- _EXERCISE DIRECTIONS_
Look for the word "Bízz" in the entries below, then copy every line that has it.

- _THE INPUT_

■ ■ ■ ■

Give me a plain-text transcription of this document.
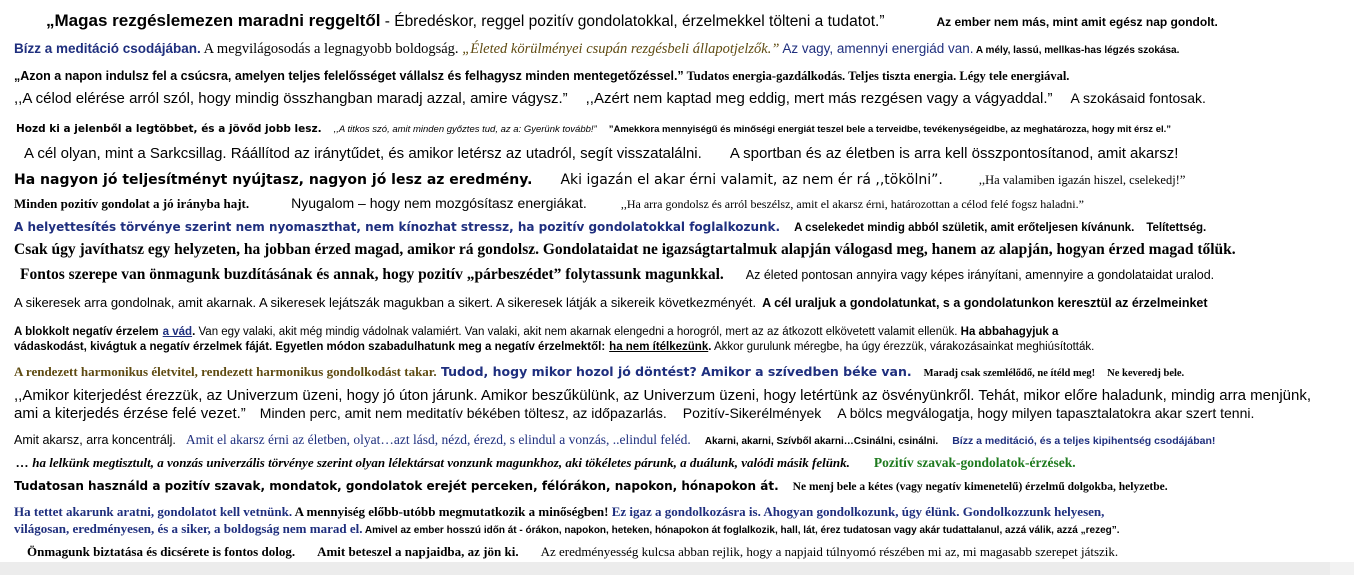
„Magas rezgéslemezen maradni reggeltől - Ébredéskor, reggel pozitív gondolatokkal, érzelmekkel tölteni a tudatot.”	Az ember nem más, mint amit egész nap gondolt.
Bízz a meditáció csodájában. A megvilágosodás a legnagyobb boldogság. „Életed körülményei csupán rezgésbeli állapotjelzők.” Az vagy, amennyi energiád van. A mély, lassú, mellkas-has légzés szokása.
„Azon a napon indulsz fel a csúcsra, amelyen teljes felelősséget vállalsz és felhagysz minden mentegetőzéssel.” Tudatos energia-gazdálkodás. Teljes tiszta energia. Légy tele energiával.
,,A célod elérése arról szól, hogy mindig összhangban maradj azzal, amire vágysz.” ,,Azért nem kaptad meg eddig, mert más rezgésen vagy a vágyaddal.” A szokásaid fontosak.
Hozd ki a jelenből a legtöbbet, és a jövőd jobb lesz. ,,A titkos szó, amit minden győztes tud, az a: Gyerünk tovább!” ”Amekkora mennyiségű és minőségi energiát teszel bele a terveidbe, tevékenységeidbe, az meghatározza, hogy mit érsz el.”
A cél olyan, mint a Sarkcsillag. Ráállítod az iránytűdet, és amikor letérsz az utadról, segít visszatalálni. A sportban és az életben is arra kell összpontosítanod, amit akarsz!
Ha nagyon jó teljesítményt nyújtasz, nagyon jó lesz az eredmény. Aki igazán el akar érni valamit, az nem ér rá ,,tökölni”.	,,Ha valamiben igazán hiszel, cselekedj!”
Minden pozitív gondolat a jó irányba hajt.	Nyugalom – hogy nem mozgósítasz energiákat.	,,Ha arra gondolsz és arról beszélsz, amit el akarsz érni, határozottan a célod felé fogsz haladni.”
A helyettesítés törvénye szerint nem nyomaszthat, nem kínozhat stressz, ha pozitív gondolatokkal foglalkozunk. A cselekedet mindig abból születik, amit erőteljesen kívánunk. Telítettség.
Csak úgy javíthatsz egy helyzeten, ha jobban érzed magad, amikor rá gondolsz. Gondolataidat ne igazságtartalmuk alapján válogasd meg, hanem az alapján, hogyan érzed magad tőlük.
Fontos szerepe van önmagunk buzdításának és annak, hogy pozitív „párbeszédet” folytassunk magunkkal. Az életed pontosan annyira vagy képes irányítani, amennyire a gondolataidat uralod.
A sikeresek arra gondolnak, amit akarnak. A sikeresek lejátszák magukban a sikert. A sikeresek látják a sikereik következményét. A cél uraljuk a gondolatunkat, s a gondolatunkon keresztül az érzelmeinket
A blokkolt negatív érzelem a vád. Van egy valaki, akit még mindig vádolnak valamiért. Van valaki, akit nem akarnak elengedni a horogról, mert az az átkozott elkövetett valamit ellenük. Ha abbahagyjuk a
vádaskodást, kivágtuk a negatív érzelmek fáját. Egyetlen módon szabadulhatunk meg a negatív érzelmektől: ha nem ítélkezünk. Akkor gurulunk méregbe, ha úgy érezzük, várakozásainkat meghiúsították.
A rendezett harmonikus életvitel, rendezett harmonikus gondolkodást takar. Tudod, hogy mikor hozol jó döntést? Amikor a szívedben béke van. Maradj csak szemlélődő, ne ítéld meg! Ne keveredj bele.
,,Amikor kiterjedést érezzük, az Univerzum üzeni, hogy jó úton járunk. Amikor beszűkülünk, az Univerzum üzeni, hogy letértünk az ösvényünkről. Tehát, mikor előre haladunk, mindig arra menjünk,
ami a kiterjedés érzése felé vezet.” Minden perc, amit nem meditatív békében töltesz, az időpazarlás. Pozitív-Sikerélmények A bölcs megválogatja, hogy milyen tapasztalatokra akar szert tenni.
Amit akarsz, arra koncentrálj. Amit el akarsz érni az életben, olyat…azt lásd, nézd, érezd, s elindul a vonzás, ..elindul feléd. Akarni, akarni, Szívből akarni…Csinálni, csinálni. Bízz a meditáció, és a teljes kipihentség csodájában!
… ha lelkünk megtisztult, a vonzás univerzális törvénye szerint olyan lélektársat vonzunk magunkhoz, aki tökéletes párunk, a duálunk, valódi másik felünk. Pozitív szavak-gondolatok-érzések.
Tudatosan használd a pozitív szavak, mondatok, gondolatok erejét perceken, félórákon, napokon, hónapokon át. Ne menj bele a kétes (vagy negatív kimenetelű) érzelmű dolgokba, helyzetbe.
Ha tettet akarunk aratni, gondolatot kell vetnünk. A mennyiség előbb-utóbb megmutatkozik a minőségben! Ez igaz a gondolkozásra is. Ahogyan gondolkozunk, úgy élünk. Gondolkozzunk helyesen,
világosan, eredményesen, és a siker, a boldogság nem marad el. Amivel az ember hosszú időn át - órákon, napokon, heteken, hónapokon át foglalkozik, hall, lát, érez tudatosan vagy akár tudattalanul, azzá válik, azzá „rezeg”.
Önmagunk biztatása és dicsérete is fontos dolog. Amit beteszel a napjaidba, az jön ki. Az eredményesség kulcsa abban rejlik, hogy a napjaid túlnyomó részében mi az, mi magasabb szerepet játszik.
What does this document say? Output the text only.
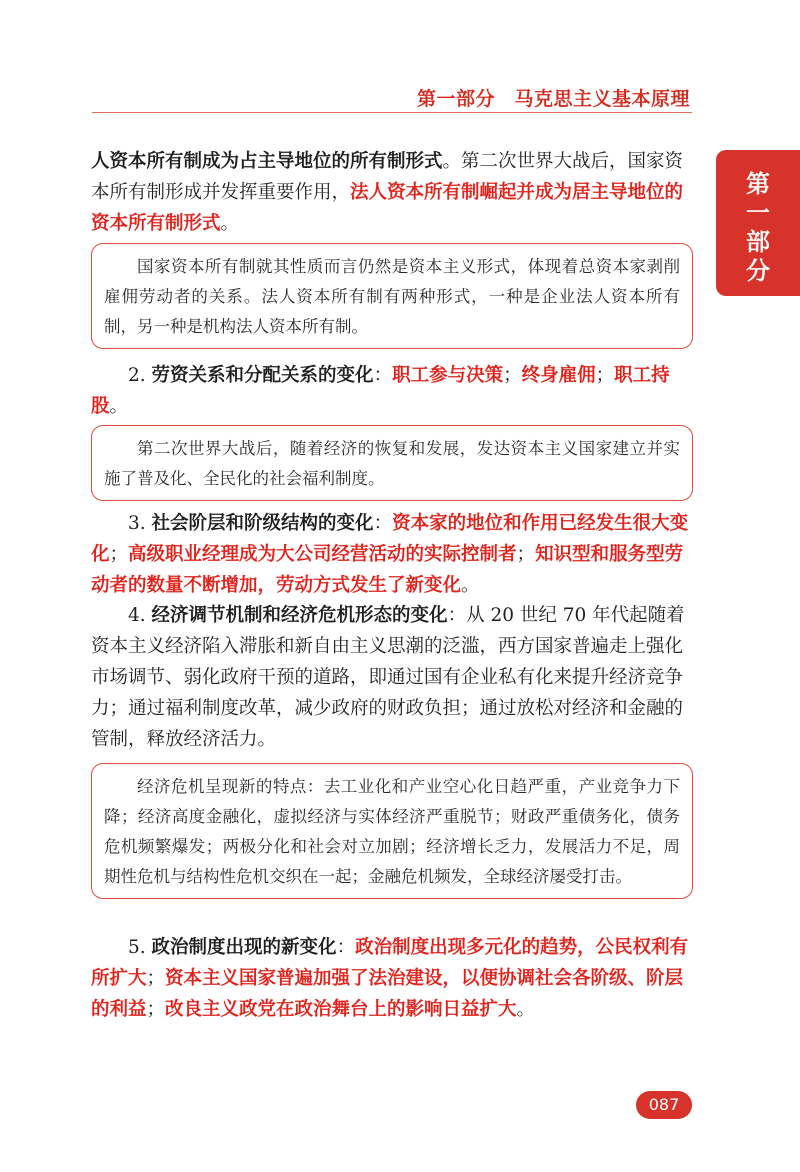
第一部分　马克思主义基本原理
第
一
部
分

人资本所有制成为占主导地位的所有制形式。第二次世界大战后，国家资本所有制形成并发挥重要作用，法人资本所有制崛起并成为居主导地位的资本所有制形式。

国家资本所有制就其性质而言仍然是资本主义形式，体现着总资本家剥削雇佣劳动者的关系。法人资本所有制有两种形式，一种是企业法人资本所有制，另一种是机构法人资本所有制。

2. 劳资关系和分配关系的变化：职工参与决策；终身雇佣；职工持股。

第二次世界大战后，随着经济的恢复和发展，发达资本主义国家建立并实施了普及化、全民化的社会福利制度。

3. 社会阶层和阶级结构的变化：资本家的地位和作用已经发生很大变化；高级职业经理成为大公司经营活动的实际控制者；知识型和服务型劳动者的数量不断增加，劳动方式发生了新变化。

4. 经济调节机制和经济危机形态的变化：从 20 世纪 70 年代起随着资本主义经济陷入滞胀和新自由主义思潮的泛滥，西方国家普遍走上强化市场调节、弱化政府干预的道路，即通过国有企业私有化来提升经济竞争力；通过福利制度改革，减少政府的财政负担；通过放松对经济和金融的管制，释放经济活力。

经济危机呈现新的特点：去工业化和产业空心化日趋严重，产业竞争力下降；经济高度金融化，虚拟经济与实体经济严重脱节；财政严重债务化，债务危机频繁爆发；两极分化和社会对立加剧；经济增长乏力，发展活力不足，周期性危机与结构性危机交织在一起；金融危机频发，全球经济屡受打击。

5. 政治制度出现的新变化：政治制度出现多元化的趋势，公民权利有所扩大；资本主义国家普遍加强了法治建设，以便协调社会各阶级、阶层的利益；改良主义政党在政治舞台上的影响日益扩大。

087
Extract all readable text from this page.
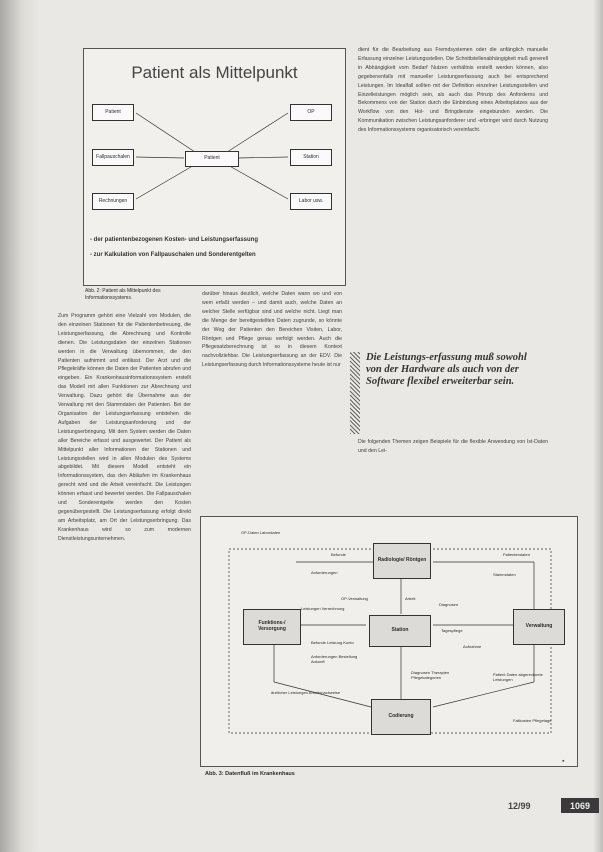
Patient als Mittelpunkt
Patient
Fallpauschalen
Rechnungen
Patient
OP
Station
Labor usw.
- der patientenbezogenen Kosten- und Leistungserfassung
- zur Kalkulation von Fallpauschalen und Sonderentgelten
Abb. 2: Patient als Mittelpunkt des Informationssystems.
dient für die Bearbeitung aus Fremdsystemen oder die anfänglich manuelle Erfassung einzelner Leistungsstellen. Die Schnittstellenabhängigkeit muß generell in Abhängigkeit vom Bedarf Nutzen verhältnis erstellt werden können, also gegebenenfalls mit manueller Leistungserfassung auch bei entsprechend Leistungen. Im Idealfall sollten mit der Definition einzelner Leistungsstellen und Einzelleistungen möglich sein, als auch das Prinzip des Anforderns und Bekommens von der Station durch die Einbindung eines Arbeitsplatzes aus der Workflow von den Hol- und Bringdienste eingebunden werden. Die Kommunikation zwischen Leistungsanforderer und -erbringer wird durch Nutzung des Informationssystems organisatorisch vereinfacht.
Die Leistungs-erfassung muß sowohl von der Hardware als auch von der Software flexibel erweiterbar sein.
Die folgenden Themen zeigen Beispiele für die flexible Anwendung von Ist-Daten und den Lei-
Zum Programm gehört eine Vielzahl von Modulen, die den einzelnen Stationen für die Patientenbetreuung, die Leistungserfassung, die Abrechnung und Kontrolle dienen. Die Leistungsdaten der einzelnen Stationen werden in die Verwaltung übernommen, die den Patienten aufnimmt und entlässt. Der Arzt und die Pflegekräfte können die Daten der Patienten abrufen und eingeben. Ein Krankenhausinformationssystem erstellt das Modell mit allen Funktionen zur Abrechnung und Verwaltung. Dazu gehört die Übernahme aus der Verwaltung mit den Stammdaten der Patienten. Bei der Organisation der Leistungserfassung entstehen die Aufgaben der Leistungsanforderung und der Leistungserbringung. Mit dem System werden die Daten aller Bereiche erfasst und ausgewertet. Der Patient als Mittelpunkt aller Informationen der Stationen und Leistungsstellen wird in allen Modulen des Systems abgebildet. Mit diesem Modell entsteht ein Informationssystem, das den Abläufen im Krankenhaus gerecht wird und die Arbeit vereinfacht. Die Leistungen können erfasst und bewertet werden. Die Fallpauschalen und Sonderentgelte werden den Kosten gegenübergestellt. Die Leistungserfassung erfolgt direkt am Arbeitsplatz, am Ort der Leistungserbringung. Das Krankenhaus wird so zum modernen Dienstleistungsunternehmen.
darüber hinaus deutlich, welche Daten wann wo und von wem erfaßt werden – und damit auch, welche Daten an welcher Stelle verfügbar sind und welche nicht. Liegt man die Menge der bereitgestellten Daten zugrunde, so könnte der Weg der Patienten den Bereichen Visiten, Labor, Röntgen und Pflege genau verfolgt werden. Auch die Pflegesatzberechnung ist so in diesem Kontext nachvollziehbar. Die Leistungserfassung an der EDV. Die Leistungserfassung durch Informationssysteme heute ist nur
Radiologie/ Röntgen
Funktions-/ Versorgung	Station
Verwaltung
Codierung
OP-Daten Labordaten
Befunde
Anforderungen
OP-Verwaltung	Arbeit
Leistungen Verrechnung
Patientendaten
Stammdaten
Diagnosen
Befunde Leistung Konto
Anforderungen Bestellung Ankunft
Tagespflege
Aufnahme
Diagnosen Therapien Pflegekategorien
Patient Daten abgerechnete Leistungen
Fallkosten Pflegetage
ärztlicher Leistungen Arbeitsnachweise
Abb. 3: Datenfluß im Krankenhaus
▪
12/99	1069
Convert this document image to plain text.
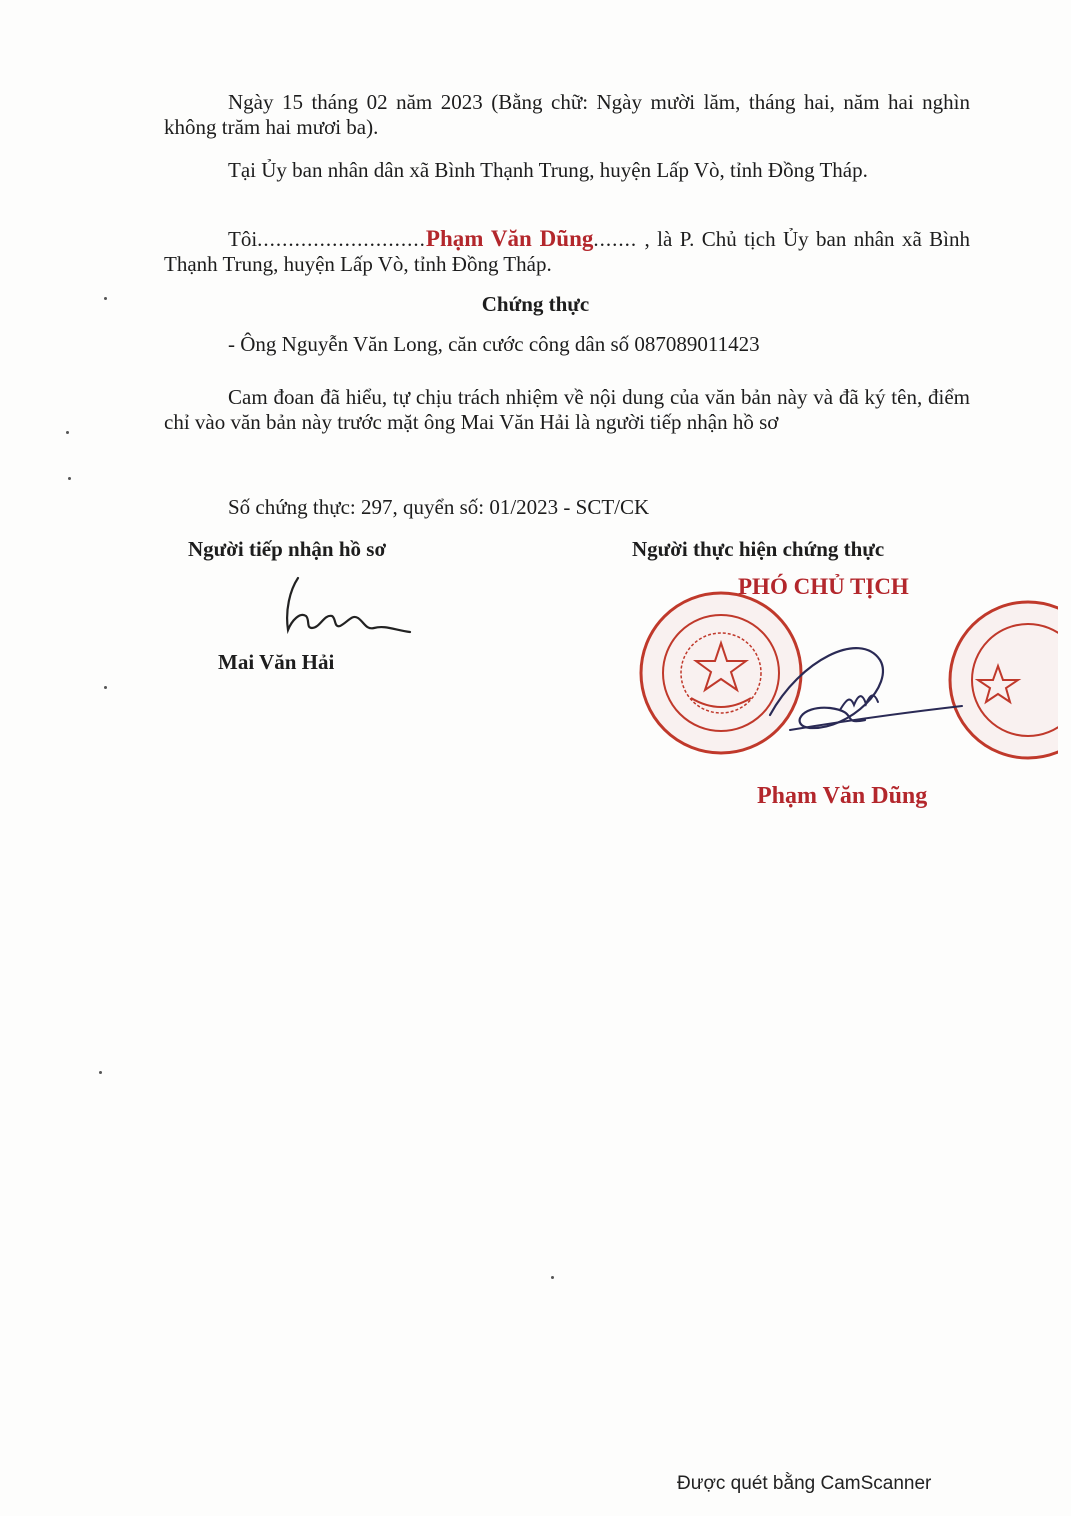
Ngày 15 tháng 02 năm 2023 (Bằng chữ: Ngày mười lăm, tháng hai, năm hai nghìn không trăm hai mươi ba).
Tại Ủy ban nhân dân xã Bình Thạnh Trung, huyện Lấp Vò, tỉnh Đồng Tháp.
Tôi...........................Phạm Văn Dũng....... , là P. Chủ tịch Ủy ban nhân xã Bình Thạnh Trung, huyện Lấp Vò, tỉnh Đồng Tháp.
Chứng thực
- Ông Nguyễn Văn Long, căn cước công dân số 087089011423
Cam đoan đã hiểu, tự chịu trách nhiệm về nội dung của văn bản này và đã ký tên, điểm chỉ vào văn bản này trước mặt ông Mai Văn Hải là người tiếp nhận hồ sơ
Số chứng thực: 297, quyển số: 01/2023 - SCT/CK
Người tiếp nhận hồ sơ
Mai Văn Hải
Người thực hiện chứng thực
PHÓ CHỦ TỊCH
Phạm Văn Dũng
Được quét bằng CamScanner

■ ■ ■ ■

- _FINAL ANSWER_
Bízz a meditáció csodájában. A megvilágosodás a legnagyobb boldogság. „Életed körülményei csupán rezgésbeli állapotjelzők.” Az vagy, amennyi energiád van. A mély, lassú, mellkas-has légzés szokása.
Amit akarsz, arra koncentrálj. Amit el akarsz érni az életben, olyat…azt lásd, nézd, érezd, s elindul a vonzás, ..elindul feléd. Akarni, akarni, Szívből akarni…Csinálni, csinálni. Bízz a meditáció, és a teljes kipihentség csodájában!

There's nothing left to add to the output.